- _Collection entries_
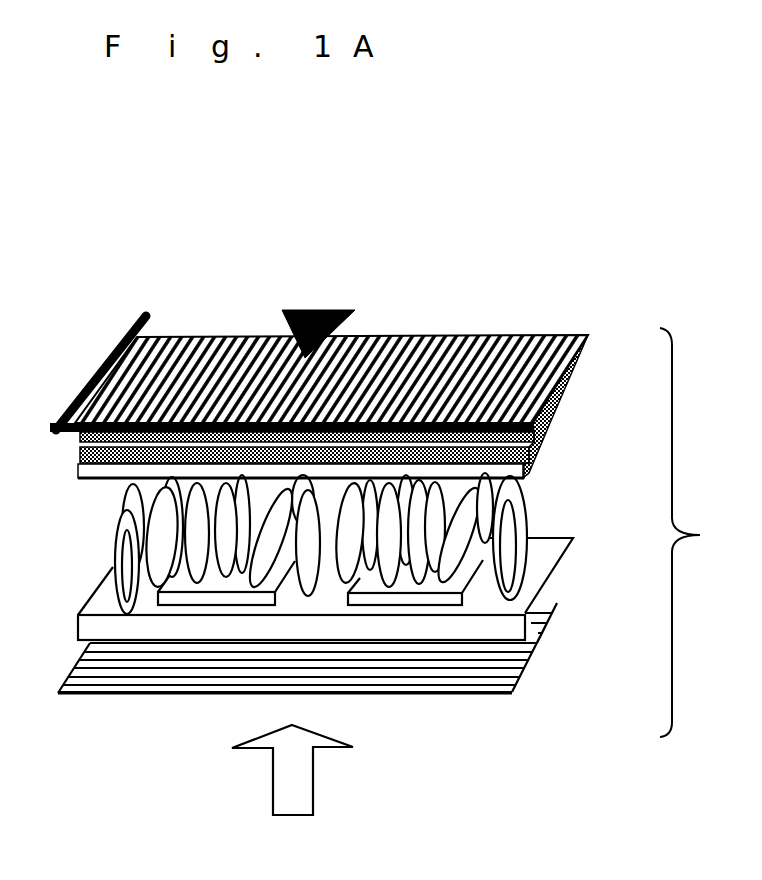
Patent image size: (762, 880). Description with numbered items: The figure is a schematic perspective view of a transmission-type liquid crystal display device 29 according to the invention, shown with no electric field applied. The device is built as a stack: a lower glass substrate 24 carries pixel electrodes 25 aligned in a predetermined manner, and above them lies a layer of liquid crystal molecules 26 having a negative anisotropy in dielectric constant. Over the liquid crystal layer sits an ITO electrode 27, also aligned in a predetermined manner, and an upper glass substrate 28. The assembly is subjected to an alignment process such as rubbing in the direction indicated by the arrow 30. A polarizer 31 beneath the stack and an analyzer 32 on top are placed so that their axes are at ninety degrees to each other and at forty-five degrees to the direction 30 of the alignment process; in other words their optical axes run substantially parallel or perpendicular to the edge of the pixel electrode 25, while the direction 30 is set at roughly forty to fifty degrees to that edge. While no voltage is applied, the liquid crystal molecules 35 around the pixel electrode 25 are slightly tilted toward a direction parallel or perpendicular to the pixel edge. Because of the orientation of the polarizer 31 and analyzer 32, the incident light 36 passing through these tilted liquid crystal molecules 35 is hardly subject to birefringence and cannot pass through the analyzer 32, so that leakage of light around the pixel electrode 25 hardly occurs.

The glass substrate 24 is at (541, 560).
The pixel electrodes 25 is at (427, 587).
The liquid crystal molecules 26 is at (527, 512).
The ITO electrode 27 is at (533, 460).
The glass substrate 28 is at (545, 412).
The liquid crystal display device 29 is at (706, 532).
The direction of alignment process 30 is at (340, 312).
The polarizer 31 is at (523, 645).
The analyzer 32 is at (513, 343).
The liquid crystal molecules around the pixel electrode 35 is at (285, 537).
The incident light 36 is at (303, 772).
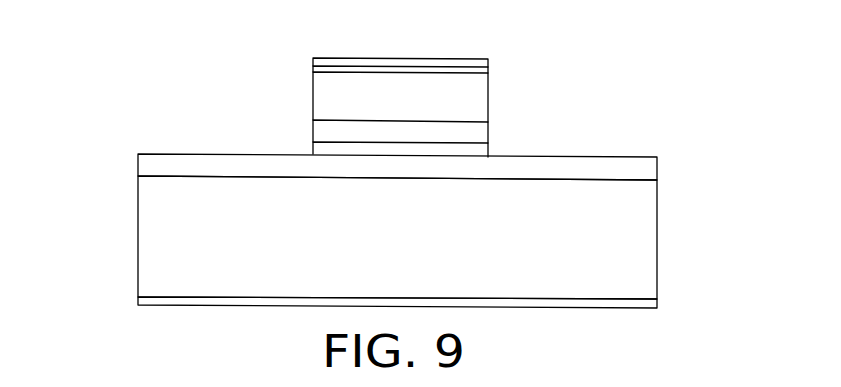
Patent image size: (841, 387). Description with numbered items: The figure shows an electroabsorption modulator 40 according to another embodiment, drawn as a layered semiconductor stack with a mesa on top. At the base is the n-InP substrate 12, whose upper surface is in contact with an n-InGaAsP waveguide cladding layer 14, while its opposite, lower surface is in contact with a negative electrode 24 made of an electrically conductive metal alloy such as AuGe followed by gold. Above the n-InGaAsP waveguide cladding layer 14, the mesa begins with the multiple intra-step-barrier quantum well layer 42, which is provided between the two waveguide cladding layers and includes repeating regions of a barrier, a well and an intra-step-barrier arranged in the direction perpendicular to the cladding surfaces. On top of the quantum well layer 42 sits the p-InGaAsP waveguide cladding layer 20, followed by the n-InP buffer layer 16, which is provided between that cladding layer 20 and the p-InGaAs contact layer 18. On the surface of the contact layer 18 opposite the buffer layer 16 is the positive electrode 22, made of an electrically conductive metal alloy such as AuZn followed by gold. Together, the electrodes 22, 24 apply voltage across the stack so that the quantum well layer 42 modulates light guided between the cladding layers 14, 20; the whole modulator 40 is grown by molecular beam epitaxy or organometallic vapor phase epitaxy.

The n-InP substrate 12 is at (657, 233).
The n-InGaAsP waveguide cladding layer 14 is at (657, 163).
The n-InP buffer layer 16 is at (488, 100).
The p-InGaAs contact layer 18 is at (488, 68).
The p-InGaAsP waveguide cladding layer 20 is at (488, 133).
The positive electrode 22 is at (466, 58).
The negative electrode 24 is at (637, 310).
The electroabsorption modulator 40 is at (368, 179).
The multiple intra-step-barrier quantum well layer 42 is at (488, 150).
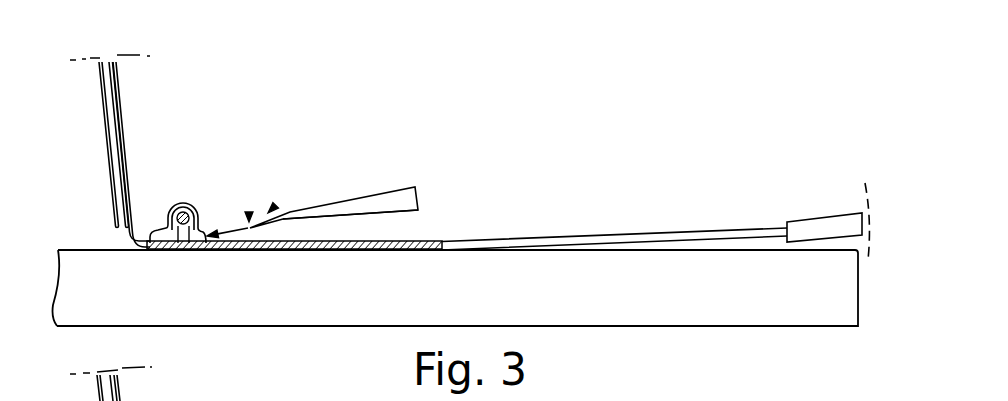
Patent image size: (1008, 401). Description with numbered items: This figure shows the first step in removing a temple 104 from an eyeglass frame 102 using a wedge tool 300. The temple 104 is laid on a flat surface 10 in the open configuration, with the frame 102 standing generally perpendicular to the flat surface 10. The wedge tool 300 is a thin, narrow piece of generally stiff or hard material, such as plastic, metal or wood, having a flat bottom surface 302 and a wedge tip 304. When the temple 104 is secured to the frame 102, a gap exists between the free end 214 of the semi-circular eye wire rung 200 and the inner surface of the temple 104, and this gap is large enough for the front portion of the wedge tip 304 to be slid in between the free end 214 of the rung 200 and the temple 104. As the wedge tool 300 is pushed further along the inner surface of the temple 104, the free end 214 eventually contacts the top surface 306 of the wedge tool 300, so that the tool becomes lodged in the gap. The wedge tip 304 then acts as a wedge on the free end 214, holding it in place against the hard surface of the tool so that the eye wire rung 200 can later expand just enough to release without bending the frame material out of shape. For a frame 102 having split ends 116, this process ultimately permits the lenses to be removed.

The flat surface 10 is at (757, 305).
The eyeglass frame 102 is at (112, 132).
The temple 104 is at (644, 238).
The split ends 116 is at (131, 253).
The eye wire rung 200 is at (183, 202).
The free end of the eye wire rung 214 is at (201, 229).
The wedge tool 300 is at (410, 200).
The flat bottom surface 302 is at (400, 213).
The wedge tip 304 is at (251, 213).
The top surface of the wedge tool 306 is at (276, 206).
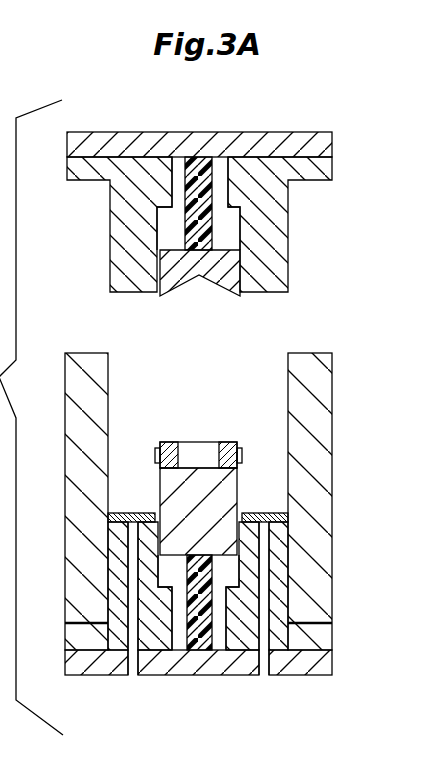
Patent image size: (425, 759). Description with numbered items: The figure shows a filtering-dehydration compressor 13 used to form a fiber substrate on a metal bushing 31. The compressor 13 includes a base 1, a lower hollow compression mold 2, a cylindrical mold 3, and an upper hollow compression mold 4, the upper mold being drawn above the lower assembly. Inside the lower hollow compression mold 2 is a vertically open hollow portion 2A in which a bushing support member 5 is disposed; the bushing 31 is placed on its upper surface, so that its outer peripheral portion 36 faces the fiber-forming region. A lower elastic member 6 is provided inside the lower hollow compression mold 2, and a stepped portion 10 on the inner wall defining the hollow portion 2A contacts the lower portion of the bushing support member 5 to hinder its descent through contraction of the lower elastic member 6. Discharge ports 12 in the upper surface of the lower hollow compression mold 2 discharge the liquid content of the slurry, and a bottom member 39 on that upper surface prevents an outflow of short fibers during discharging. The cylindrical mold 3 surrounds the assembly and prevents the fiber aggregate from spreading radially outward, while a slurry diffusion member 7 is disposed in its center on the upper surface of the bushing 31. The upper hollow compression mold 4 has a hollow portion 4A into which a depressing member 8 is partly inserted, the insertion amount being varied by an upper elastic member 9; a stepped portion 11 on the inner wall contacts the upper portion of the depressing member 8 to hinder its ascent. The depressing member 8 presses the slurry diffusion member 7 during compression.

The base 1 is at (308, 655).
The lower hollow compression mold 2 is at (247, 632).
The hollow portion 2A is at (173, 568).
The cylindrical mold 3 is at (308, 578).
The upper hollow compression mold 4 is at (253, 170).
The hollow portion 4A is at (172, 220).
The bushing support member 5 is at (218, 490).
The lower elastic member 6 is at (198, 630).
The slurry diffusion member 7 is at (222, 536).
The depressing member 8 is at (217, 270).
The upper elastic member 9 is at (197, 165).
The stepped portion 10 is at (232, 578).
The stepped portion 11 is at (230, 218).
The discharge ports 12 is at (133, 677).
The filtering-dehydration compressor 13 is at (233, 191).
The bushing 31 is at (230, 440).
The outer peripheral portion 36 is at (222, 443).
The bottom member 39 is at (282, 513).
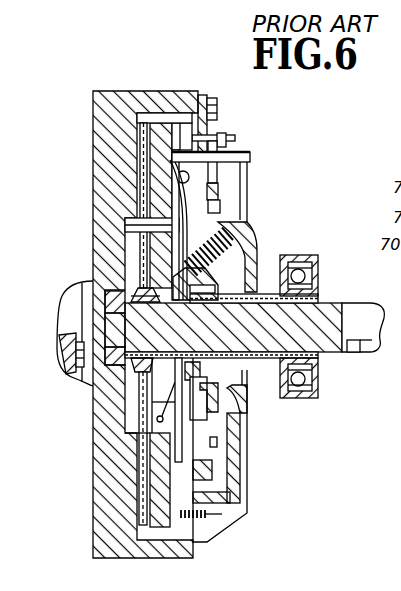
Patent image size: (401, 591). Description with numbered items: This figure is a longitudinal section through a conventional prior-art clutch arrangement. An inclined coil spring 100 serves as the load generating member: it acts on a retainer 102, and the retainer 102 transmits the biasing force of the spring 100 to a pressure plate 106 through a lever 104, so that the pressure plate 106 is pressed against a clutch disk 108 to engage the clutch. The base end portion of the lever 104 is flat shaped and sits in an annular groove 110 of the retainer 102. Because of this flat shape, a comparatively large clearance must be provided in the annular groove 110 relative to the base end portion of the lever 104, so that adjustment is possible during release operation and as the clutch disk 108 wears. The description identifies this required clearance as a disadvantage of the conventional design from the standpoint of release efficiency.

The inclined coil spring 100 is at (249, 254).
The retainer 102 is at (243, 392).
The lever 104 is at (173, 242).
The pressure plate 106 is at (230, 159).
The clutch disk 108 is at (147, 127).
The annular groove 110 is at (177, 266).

- _Given instruction_
Can you quote every line of the data above verbatim, leaving out the pictures?

- _The response_
Patent image size: (762, 880). Description with numbered items: The figure is a schematic perspective view of a transmission-type liquid crystal display device 29 according to the invention, shown with no electric field applied. The device is built as a stack: a lower glass substrate 24 carries pixel electrodes 25 aligned in a predetermined manner, and above them lies a layer of liquid crystal molecules 26 having a negative anisotropy in dielectric constant. Over the liquid crystal layer sits an ITO electrode 27, also aligned in a predetermined manner, and an upper glass substrate 28. The assembly is subjected to an alignment process such as rubbing in the direction indicated by the arrow 30. A polarizer 31 beneath the stack and an analyzer 32 on top are placed so that their axes are at ninety degrees to each other and at forty-five degrees to the direction 30 of the alignment process; in other words their optical axes run substantially parallel or perpendicular to the edge of the pixel electrode 25, while the direction 30 is set at roughly forty to fifty degrees to that edge. While no voltage is applied, the liquid crystal molecules 35 around the pixel electrode 25 are slightly tilted toward a direction parallel or perpendicular to the pixel edge. Because of the orientation of the polarizer 31 and analyzer 32, the incident light 36 passing through these tilted liquid crystal molecules 35 is hardly subject to birefringence and cannot pass through the analyzer 32, so that leakage of light around the pixel electrode 25 hardly occurs.

The glass substrate 24 is at (541, 560).
The pixel electrodes 25 is at (427, 587).
The liquid crystal molecules 26 is at (527, 512).
The ITO electrode 27 is at (533, 460).
The glass substrate 28 is at (545, 412).
The liquid crystal display device 29 is at (706, 532).
The direction of alignment process 30 is at (340, 312).
The polarizer 31 is at (523, 645).
The analyzer 32 is at (513, 343).
The liquid crystal molecules around the pixel electrode 35 is at (285, 537).
The incident light 36 is at (303, 772).
Patent image size: (841, 387). Description with numbered items: The figure shows an electroabsorption modulator 40 according to another embodiment, drawn as a layered semiconductor stack with a mesa on top. At the base is the n-InP substrate 12, whose upper surface is in contact with an n-InGaAsP waveguide cladding layer 14, while its opposite, lower surface is in contact with a negative electrode 24 made of an electrically conductive metal alloy such as AuGe followed by gold. Above the n-InGaAsP waveguide cladding layer 14, the mesa begins with the multiple intra-step-barrier quantum well layer 42, which is provided between the two waveguide cladding layers and includes repeating regions of a barrier, a well and an intra-step-barrier arranged in the direction perpendicular to the cladding surfaces. On top of the quantum well layer 42 sits the p-InGaAsP waveguide cladding layer 20, followed by the n-InP buffer layer 16, which is provided between that cladding layer 20 and the p-InGaAs contact layer 18. On the surface of the contact layer 18 opposite the buffer layer 16 is the positive electrode 22, made of an electrically conductive metal alloy such as AuZn followed by gold. Together, the electrodes 22, 24 apply voltage across the stack so that the quantum well layer 42 modulates light guided between the cladding layers 14, 20; the whole modulator 40 is grown by molecular beam epitaxy or organometallic vapor phase epitaxy.

The n-InP substrate 12 is at (657, 233).
The n-InGaAsP waveguide cladding layer 14 is at (657, 163).
The n-InP buffer layer 16 is at (488, 100).
The p-InGaAs contact layer 18 is at (488, 68).
The p-InGaAsP waveguide cladding layer 20 is at (488, 133).
The positive electrode 22 is at (466, 58).
The negative electrode 24 is at (637, 310).
The electroabsorption modulator 40 is at (368, 179).
The multiple intra-step-barrier quantum well layer 42 is at (488, 150).
Patent image size: (1008, 401). Description with numbered items: This figure shows the first step in removing a temple 104 from an eyeglass frame 102 using a wedge tool 300. The temple 104 is laid on a flat surface 10 in the open configuration, with the frame 102 standing generally perpendicular to the flat surface 10. The wedge tool 300 is a thin, narrow piece of generally stiff or hard material, such as plastic, metal or wood, having a flat bottom surface 302 and a wedge tip 304. When the temple 104 is secured to the frame 102, a gap exists between the free end 214 of the semi-circular eye wire rung 200 and the inner surface of the temple 104, and this gap is large enough for the front portion of the wedge tip 304 to be slid in between the free end 214 of the rung 200 and the temple 104. As the wedge tool 300 is pushed further along the inner surface of the temple 104, the free end 214 eventually contacts the top surface 306 of the wedge tool 300, so that the tool becomes lodged in the gap. The wedge tip 304 then acts as a wedge on the free end 214, holding it in place against the hard surface of the tool so that the eye wire rung 200 can later expand just enough to release without bending the frame material out of shape. For a frame 102 having split ends 116, this process ultimately permits the lenses to be removed.

The flat surface 10 is at (757, 305).
The eyeglass frame 102 is at (112, 132).
The temple 104 is at (644, 238).
The split ends 116 is at (131, 253).
The eye wire rung 200 is at (183, 202).
The free end of the eye wire rung 214 is at (201, 229).
The wedge tool 300 is at (410, 200).
The flat bottom surface 302 is at (400, 213).
The wedge tip 304 is at (251, 213).
The top surface of the wedge tool 306 is at (276, 206).
Patent image size: (425, 759). Description with numbered items: The figure shows a filtering-dehydration compressor 13 used to form a fiber substrate on a metal bushing 31. The compressor 13 includes a base 1, a lower hollow compression mold 2, a cylindrical mold 3, and an upper hollow compression mold 4, the upper mold being drawn above the lower assembly. Inside the lower hollow compression mold 2 is a vertically open hollow portion 2A in which a bushing support member 5 is disposed; the bushing 31 is placed on its upper surface, so that its outer peripheral portion 36 faces the fiber-forming region. A lower elastic member 6 is provided inside the lower hollow compression mold 2, and a stepped portion 10 on the inner wall defining the hollow portion 2A contacts the lower portion of the bushing support member 5 to hinder its descent through contraction of the lower elastic member 6. Discharge ports 12 in the upper surface of the lower hollow compression mold 2 discharge the liquid content of the slurry, and a bottom member 39 on that upper surface prevents an outflow of short fibers during discharging. The cylindrical mold 3 surrounds the assembly and prevents the fiber aggregate from spreading radially outward, while a slurry diffusion member 7 is disposed in its center on the upper surface of the bushing 31. The upper hollow compression mold 4 has a hollow portion 4A into which a depressing member 8 is partly inserted, the insertion amount being varied by an upper elastic member 9; a stepped portion 11 on the inner wall contacts the upper portion of the depressing member 8 to hinder its ascent. The depressing member 8 presses the slurry diffusion member 7 during compression.

The base 1 is at (308, 655).
The lower hollow compression mold 2 is at (247, 632).
The hollow portion 2A is at (173, 568).
The cylindrical mold 3 is at (308, 578).
The upper hollow compression mold 4 is at (253, 170).
The hollow portion 4A is at (172, 220).
The bushing support member 5 is at (218, 490).
The lower elastic member 6 is at (198, 630).
The slurry diffusion member 7 is at (222, 536).
The depressing member 8 is at (217, 270).
The upper elastic member 9 is at (197, 165).
The stepped portion 10 is at (232, 578).
The stepped portion 11 is at (230, 218).
The discharge ports 12 is at (133, 677).
The filtering-dehydration compressor 13 is at (233, 191).
The bushing 31 is at (230, 440).
The outer peripheral portion 36 is at (222, 443).
The bottom member 39 is at (282, 513).
Patent image size: (401, 591). Description with numbered items: This figure is a longitudinal section through a conventional prior-art clutch arrangement. An inclined coil spring 100 serves as the load generating member: it acts on a retainer 102, and the retainer 102 transmits the biasing force of the spring 100 to a pressure plate 106 through a lever 104, so that the pressure plate 106 is pressed against a clutch disk 108 to engage the clutch. The base end portion of the lever 104 is flat shaped and sits in an annular groove 110 of the retainer 102. Because of this flat shape, a comparatively large clearance must be provided in the annular groove 110 relative to the base end portion of the lever 104, so that adjustment is possible during release operation and as the clutch disk 108 wears. The description identifies this required clearance as a disadvantage of the conventional design from the standpoint of release efficiency.

The inclined coil spring 100 is at (249, 254).
The retainer 102 is at (243, 392).
The lever 104 is at (173, 242).
The pressure plate 106 is at (230, 159).
The clutch disk 108 is at (147, 127).
The annular groove 110 is at (177, 266).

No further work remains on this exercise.